● Records from a data source
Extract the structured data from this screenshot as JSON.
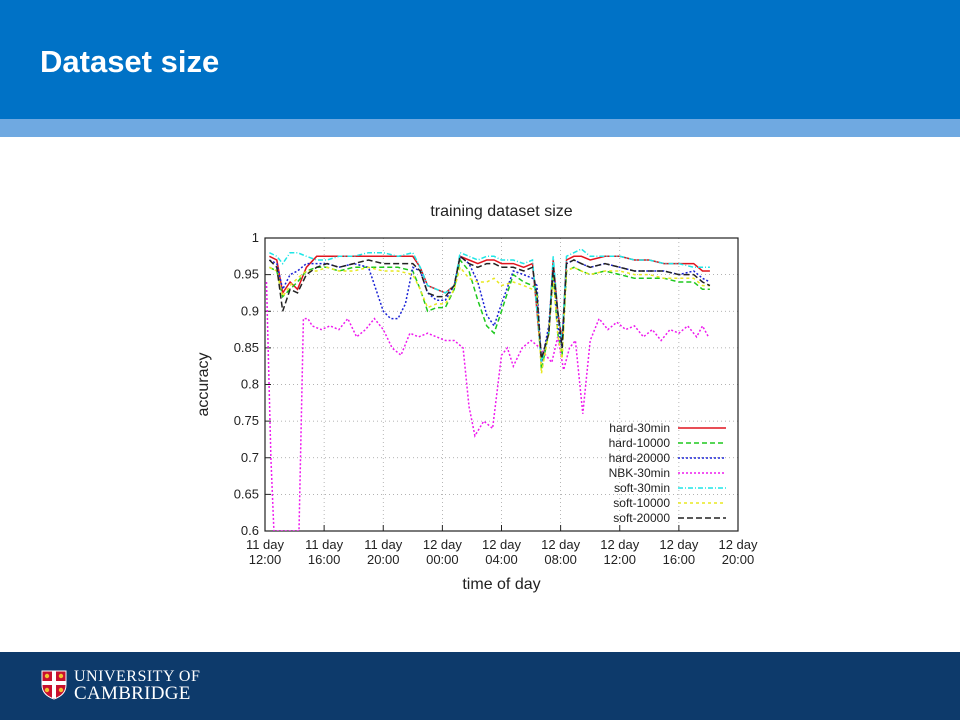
{
  "slide": {
    "title": "Dataset size"
  },
  "footer": {
    "university_line1": "UNIVERSITY OF",
    "university_line2": "CAMBRIDGE"
  },
  "colors": {
    "header": "#0072c6",
    "stripe": "#6fa9e1",
    "footer": "#0d3a6b"
  },
  "chart_data": {
    "type": "line",
    "title": "training dataset size",
    "xlabel": "time of day",
    "ylabel": "accuracy",
    "ylim": [
      0.6,
      1.0
    ],
    "xlim": [
      12,
      44
    ],
    "yticks": [
      "1",
      "0.95",
      "0.9",
      "0.85",
      "0.8",
      "0.75",
      "0.7",
      "0.65",
      "0.6"
    ],
    "xticks": [
      {
        "value": 12,
        "line1": "11 day",
        "line2": "12:00"
      },
      {
        "value": 16,
        "line1": "11 day",
        "line2": "16:00"
      },
      {
        "value": 20,
        "line1": "11 day",
        "line2": "20:00"
      },
      {
        "value": 24,
        "line1": "12 day",
        "line2": "00:00"
      },
      {
        "value": 28,
        "line1": "12 day",
        "line2": "04:00"
      },
      {
        "value": 32,
        "line1": "12 day",
        "line2": "08:00"
      },
      {
        "value": 36,
        "line1": "12 day",
        "line2": "12:00"
      },
      {
        "value": 40,
        "line1": "12 day",
        "line2": "16:00"
      },
      {
        "value": 44,
        "line1": "12 day",
        "line2": "20:00"
      }
    ],
    "grid": true,
    "legend": "bottom-right",
    "series": [
      {
        "name": "hard-30min",
        "color": "#e0141e",
        "dash": "",
        "x": [
          12.3,
          12.8,
          13.2,
          13.7,
          14.2,
          14.8,
          15.5,
          16.2,
          17,
          18,
          19,
          20,
          21,
          22,
          22.5,
          23,
          23.6,
          24.2,
          24.8,
          25.2,
          25.8,
          26.4,
          27,
          27.5,
          28,
          28.8,
          29.5,
          30.1,
          30.4,
          30.7,
          31.2,
          31.5,
          31.8,
          32.1,
          32.4,
          32.9,
          33.4,
          34,
          35,
          36,
          37,
          38,
          39,
          40,
          41,
          41.6,
          42.1
        ],
        "y": [
          0.975,
          0.97,
          0.925,
          0.94,
          0.93,
          0.96,
          0.975,
          0.975,
          0.975,
          0.975,
          0.975,
          0.975,
          0.975,
          0.975,
          0.96,
          0.935,
          0.93,
          0.925,
          0.935,
          0.975,
          0.97,
          0.965,
          0.97,
          0.97,
          0.965,
          0.965,
          0.96,
          0.965,
          0.9,
          0.83,
          0.87,
          0.97,
          0.9,
          0.86,
          0.97,
          0.975,
          0.975,
          0.97,
          0.975,
          0.975,
          0.97,
          0.97,
          0.965,
          0.965,
          0.965,
          0.955,
          0.955
        ]
      },
      {
        "name": "hard-10000",
        "color": "#1ec81e",
        "dash": "5,3",
        "x": [
          12.3,
          12.8,
          13.2,
          13.7,
          14.2,
          14.8,
          15.5,
          16.2,
          17,
          18,
          19,
          20,
          21,
          22,
          22.5,
          23,
          23.6,
          24.2,
          24.8,
          25.2,
          25.8,
          26.4,
          27,
          27.5,
          28,
          28.8,
          29.5,
          30.1,
          30.4,
          30.7,
          31.2,
          31.5,
          31.8,
          32.1,
          32.4,
          32.9,
          33.4,
          34,
          35,
          36,
          37,
          38,
          39,
          40,
          41,
          41.6,
          42.1
        ],
        "y": [
          0.96,
          0.955,
          0.92,
          0.93,
          0.94,
          0.955,
          0.96,
          0.96,
          0.955,
          0.96,
          0.96,
          0.96,
          0.96,
          0.955,
          0.93,
          0.9,
          0.905,
          0.905,
          0.93,
          0.97,
          0.955,
          0.915,
          0.88,
          0.87,
          0.9,
          0.95,
          0.94,
          0.935,
          0.93,
          0.82,
          0.87,
          0.95,
          0.87,
          0.84,
          0.955,
          0.96,
          0.955,
          0.95,
          0.955,
          0.95,
          0.945,
          0.945,
          0.945,
          0.94,
          0.94,
          0.93,
          0.93
        ]
      },
      {
        "name": "hard-20000",
        "color": "#1a22d6",
        "dash": "2,2",
        "x": [
          12.3,
          12.8,
          13.2,
          13.7,
          14.2,
          14.8,
          15.5,
          16.2,
          17,
          18,
          19,
          20,
          20.5,
          21,
          21.5,
          22,
          22.5,
          23,
          23.6,
          24.2,
          24.8,
          25.2,
          25.8,
          26.4,
          27,
          27.5,
          28,
          28.8,
          29.5,
          30.1,
          30.4,
          30.7,
          31.2,
          31.5,
          31.8,
          32.1,
          32.4,
          32.9,
          33.4,
          34,
          35,
          36,
          37,
          38,
          39,
          40,
          41,
          41.6,
          42.1
        ],
        "y": [
          0.97,
          0.965,
          0.93,
          0.95,
          0.955,
          0.965,
          0.965,
          0.965,
          0.96,
          0.965,
          0.96,
          0.9,
          0.89,
          0.89,
          0.91,
          0.96,
          0.955,
          0.925,
          0.915,
          0.915,
          0.935,
          0.975,
          0.965,
          0.94,
          0.895,
          0.88,
          0.91,
          0.955,
          0.95,
          0.945,
          0.935,
          0.83,
          0.88,
          0.96,
          0.88,
          0.85,
          0.965,
          0.97,
          0.965,
          0.96,
          0.965,
          0.96,
          0.955,
          0.955,
          0.955,
          0.95,
          0.955,
          0.945,
          0.94
        ]
      },
      {
        "name": "NBK-30min",
        "color": "#ee1aee",
        "dash": "2,2",
        "x": [
          12.1,
          12.4,
          12.6,
          14.3,
          14.6,
          14.9,
          15.2,
          15.8,
          16.4,
          17,
          17.6,
          18.2,
          18.8,
          19.4,
          20,
          20.6,
          21.2,
          21.8,
          22.4,
          23,
          23.6,
          24.2,
          24.8,
          25.4,
          25.8,
          26.2,
          26.8,
          27.4,
          28,
          28.4,
          28.8,
          29.4,
          30,
          30.6,
          31,
          31.4,
          31.8,
          32.2,
          32.6,
          33,
          33.5,
          34,
          34.6,
          35.2,
          35.8,
          36.4,
          37,
          37.6,
          38.2,
          38.8,
          39.4,
          40,
          40.6,
          41.2,
          41.6,
          42
        ],
        "y": [
          0.94,
          0.7,
          0.6,
          0.6,
          0.89,
          0.89,
          0.88,
          0.875,
          0.88,
          0.875,
          0.89,
          0.865,
          0.875,
          0.89,
          0.875,
          0.85,
          0.84,
          0.87,
          0.865,
          0.87,
          0.865,
          0.86,
          0.86,
          0.85,
          0.77,
          0.73,
          0.75,
          0.74,
          0.84,
          0.85,
          0.825,
          0.85,
          0.86,
          0.85,
          0.84,
          0.83,
          0.865,
          0.82,
          0.85,
          0.86,
          0.76,
          0.86,
          0.89,
          0.875,
          0.885,
          0.875,
          0.88,
          0.865,
          0.875,
          0.86,
          0.875,
          0.87,
          0.88,
          0.865,
          0.88,
          0.865
        ]
      },
      {
        "name": "soft-30min",
        "color": "#1ee6e6",
        "dash": "5,2,1,2",
        "x": [
          12.3,
          12.8,
          13.2,
          13.7,
          14.2,
          14.8,
          15.5,
          16.2,
          17,
          18,
          19,
          20,
          21,
          22,
          22.5,
          23,
          23.6,
          24.2,
          24.8,
          25.2,
          25.8,
          26.4,
          27,
          27.5,
          28,
          28.8,
          29.5,
          30.1,
          30.4,
          30.7,
          31.2,
          31.5,
          31.8,
          32.1,
          32.4,
          32.9,
          33.4,
          34,
          35,
          36,
          37,
          38,
          39,
          40,
          41,
          41.6,
          42.1
        ],
        "y": [
          0.98,
          0.975,
          0.965,
          0.98,
          0.98,
          0.975,
          0.97,
          0.97,
          0.975,
          0.975,
          0.98,
          0.98,
          0.975,
          0.98,
          0.96,
          0.935,
          0.93,
          0.925,
          0.935,
          0.98,
          0.975,
          0.97,
          0.975,
          0.975,
          0.97,
          0.97,
          0.965,
          0.97,
          0.9,
          0.83,
          0.87,
          0.975,
          0.9,
          0.86,
          0.975,
          0.98,
          0.985,
          0.975,
          0.975,
          0.975,
          0.97,
          0.97,
          0.965,
          0.965,
          0.96,
          0.96,
          0.96
        ]
      },
      {
        "name": "soft-10000",
        "color": "#e8e820",
        "dash": "3,3",
        "x": [
          12.3,
          12.8,
          13.2,
          13.7,
          14.2,
          14.8,
          15.5,
          16.2,
          17,
          18,
          19,
          20,
          21,
          22,
          22.5,
          23,
          23.6,
          24.2,
          24.8,
          25.2,
          25.8,
          26.4,
          27,
          27.5,
          28,
          28.8,
          29.5,
          30.1,
          30.4,
          30.7,
          31.2,
          31.5,
          31.8,
          32.1,
          32.4,
          32.9,
          33.4,
          34,
          35,
          36,
          37,
          38,
          39,
          40,
          41,
          41.6,
          42.1
        ],
        "y": [
          0.96,
          0.955,
          0.92,
          0.935,
          0.945,
          0.955,
          0.955,
          0.96,
          0.955,
          0.955,
          0.96,
          0.955,
          0.955,
          0.95,
          0.93,
          0.905,
          0.91,
          0.91,
          0.93,
          0.96,
          0.945,
          0.94,
          0.94,
          0.945,
          0.935,
          0.94,
          0.935,
          0.93,
          0.925,
          0.815,
          0.87,
          0.95,
          0.87,
          0.835,
          0.955,
          0.96,
          0.955,
          0.95,
          0.955,
          0.955,
          0.95,
          0.95,
          0.945,
          0.945,
          0.945,
          0.935,
          0.935
        ]
      },
      {
        "name": "soft-20000",
        "color": "#222222",
        "dash": "6,3",
        "x": [
          12.3,
          12.8,
          13.2,
          13.7,
          14.2,
          14.8,
          15.5,
          16.2,
          17,
          18,
          19,
          20,
          21,
          22,
          22.5,
          23,
          23.6,
          24.2,
          24.8,
          25.2,
          25.8,
          26.4,
          27,
          27.5,
          28,
          28.8,
          29.5,
          30.1,
          30.4,
          30.7,
          31.2,
          31.5,
          31.8,
          32.1,
          32.4,
          32.9,
          33.4,
          34,
          35,
          36,
          37,
          38,
          39,
          40,
          41,
          41.6,
          42.1
        ],
        "y": [
          0.97,
          0.96,
          0.9,
          0.93,
          0.925,
          0.95,
          0.96,
          0.965,
          0.96,
          0.965,
          0.97,
          0.965,
          0.965,
          0.965,
          0.955,
          0.925,
          0.92,
          0.92,
          0.935,
          0.975,
          0.965,
          0.96,
          0.965,
          0.965,
          0.96,
          0.96,
          0.955,
          0.96,
          0.92,
          0.835,
          0.87,
          0.96,
          0.9,
          0.85,
          0.965,
          0.97,
          0.965,
          0.96,
          0.965,
          0.96,
          0.955,
          0.955,
          0.955,
          0.95,
          0.95,
          0.94,
          0.935
        ]
      }
    ]
  }
}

● CHALLENGE
How many of the lines above hold "size"? Answer with only the number.

● TASK SOLUTION
2